• [What the task asks] Type out all the records word for word. Any pictures are to be left out.

• [Entries]
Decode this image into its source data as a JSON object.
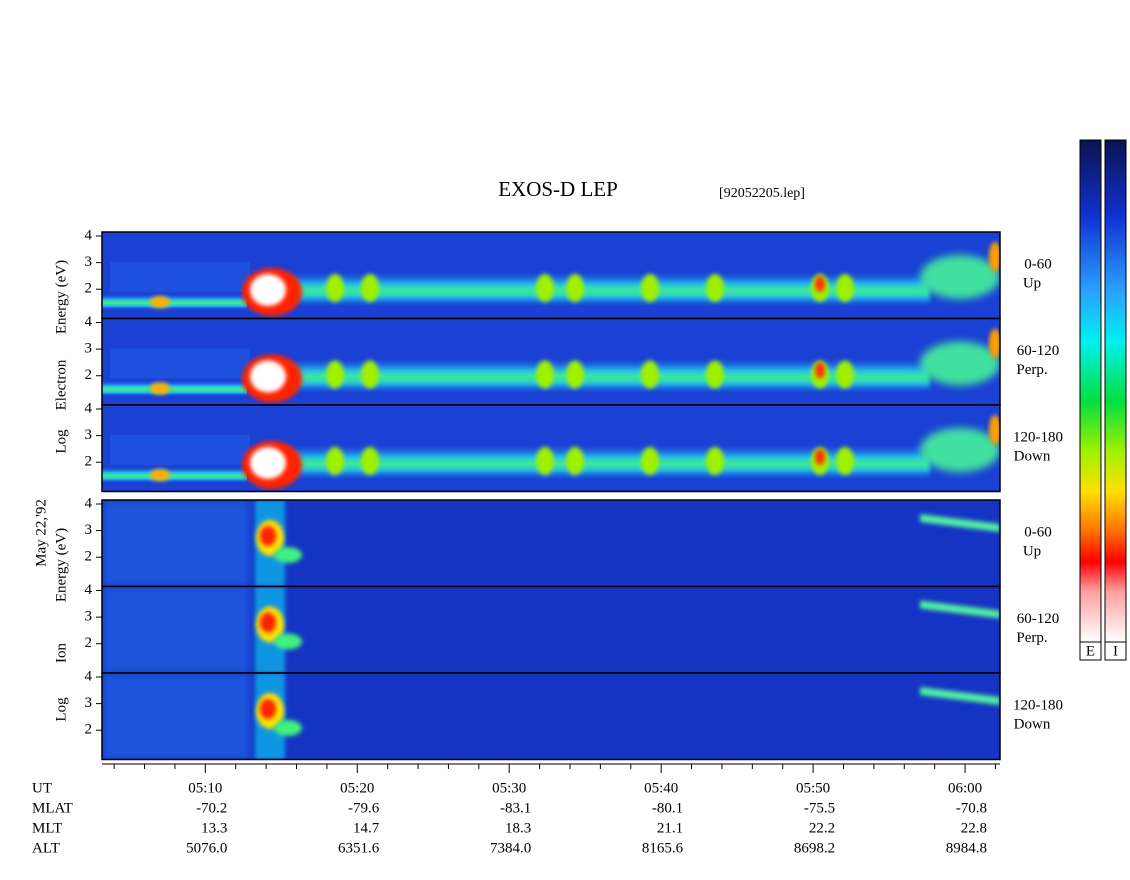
{
  "chart_data": {
    "type": "spectrogram",
    "title": "EXOS-D LEP",
    "subtitle": "[92052205.lep]",
    "date_label": "May 22,'92",
    "xlim": [
      303.2,
      362.3
    ],
    "xticks": [
      {
        "value": 310,
        "label": "05:10"
      },
      {
        "value": 320,
        "label": "05:20"
      },
      {
        "value": 330,
        "label": "05:30"
      },
      {
        "value": 340,
        "label": "05:40"
      },
      {
        "value": 350,
        "label": "05:50"
      },
      {
        "value": 360,
        "label": "06:00"
      }
    ],
    "xminorticks": [
      304,
      306,
      308,
      312,
      314,
      316,
      318,
      322,
      324,
      326,
      328,
      332,
      334,
      336,
      338,
      342,
      344,
      346,
      348,
      352,
      354,
      356,
      358,
      362
    ],
    "ylim": [
      0.9,
      4.15
    ],
    "yticks": [
      2,
      3,
      4
    ],
    "groups": [
      {
        "species_label": "Electron",
        "ylabel_top": "Energy (eV)",
        "ylabel_bottom": "Log",
        "panels": [
          {
            "pitch": "0-60",
            "direction": "Up"
          },
          {
            "pitch": "60-120",
            "direction": "Perp."
          },
          {
            "pitch": "120-180",
            "direction": "Down"
          }
        ]
      },
      {
        "species_label": "Ion",
        "ylabel_top": "Energy (eV)",
        "ylabel_bottom": "Log",
        "panels": [
          {
            "pitch": "0-60",
            "direction": "Up"
          },
          {
            "pitch": "60-120",
            "direction": "Perp."
          },
          {
            "pitch": "120-180",
            "direction": "Down"
          }
        ]
      }
    ],
    "ephemeris": {
      "ut_label": "UT",
      "rows": [
        {
          "label": "MLAT",
          "values": [
            "-70.2",
            "-79.6",
            "-83.1",
            "-80.1",
            "-75.5",
            "-70.8"
          ]
        },
        {
          "label": "MLT",
          "values": [
            "13.3",
            "14.7",
            "18.3",
            "21.1",
            "22.2",
            "22.8"
          ]
        },
        {
          "label": "ALT",
          "values": [
            "5076.0",
            "6351.6",
            "7384.0",
            "8165.6",
            "8698.2",
            "8984.8"
          ]
        }
      ]
    },
    "colorbar_labels": [
      "E",
      "I"
    ]
  }
}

• [Task response]
Decode this image into its source data as a JSON object.
{
  "chart_data": {
    "type": "spectrogram",
    "title": "EXOS-D LEP",
    "subtitle": "[92052205.lep]",
    "date_label": "May 22,'92",
    "xlim": [
      303.2,
      362.3
    ],
    "xticks": [
      {
        "value": 310,
        "label": "05:10"
      },
      {
        "value": 320,
        "label": "05:20"
      },
      {
        "value": 330,
        "label": "05:30"
      },
      {
        "value": 340,
        "label": "05:40"
      },
      {
        "value": 350,
        "label": "05:50"
      },
      {
        "value": 360,
        "label": "06:00"
      }
    ],
    "xminorticks": [
      304,
      306,
      308,
      312,
      314,
      316,
      318,
      322,
      324,
      326,
      328,
      332,
      334,
      336,
      338,
      342,
      344,
      346,
      348,
      352,
      354,
      356,
      358,
      362
    ],
    "ylim": [
      0.9,
      4.15
    ],
    "yticks": [
      2,
      3,
      4
    ],
    "groups": [
      {
        "species_label": "Electron",
        "ylabel_top": "Energy (eV)",
        "ylabel_bottom": "Log",
        "panels": [
          {
            "pitch": "0-60",
            "direction": "Up"
          },
          {
            "pitch": "60-120",
            "direction": "Perp."
          },
          {
            "pitch": "120-180",
            "direction": "Down"
          }
        ]
      },
      {
        "species_label": "Ion",
        "ylabel_top": "Energy (eV)",
        "ylabel_bottom": "Log",
        "panels": [
          {
            "pitch": "0-60",
            "direction": "Up"
          },
          {
            "pitch": "60-120",
            "direction": "Perp."
          },
          {
            "pitch": "120-180",
            "direction": "Down"
          }
        ]
      }
    ],
    "ephemeris": {
      "ut_label": "UT",
      "rows": [
        {
          "label": "MLAT",
          "values": [
            "-70.2",
            "-79.6",
            "-83.1",
            "-80.1",
            "-75.5",
            "-70.8"
          ]
        },
        {
          "label": "MLT",
          "values": [
            "13.3",
            "14.7",
            "18.3",
            "21.1",
            "22.2",
            "22.8"
          ]
        },
        {
          "label": "ALT",
          "values": [
            "5076.0",
            "6351.6",
            "7384.0",
            "8165.6",
            "8698.2",
            "8984.8"
          ]
        }
      ]
    },
    "colorbar_labels": [
      "E",
      "I"
    ]
  }
}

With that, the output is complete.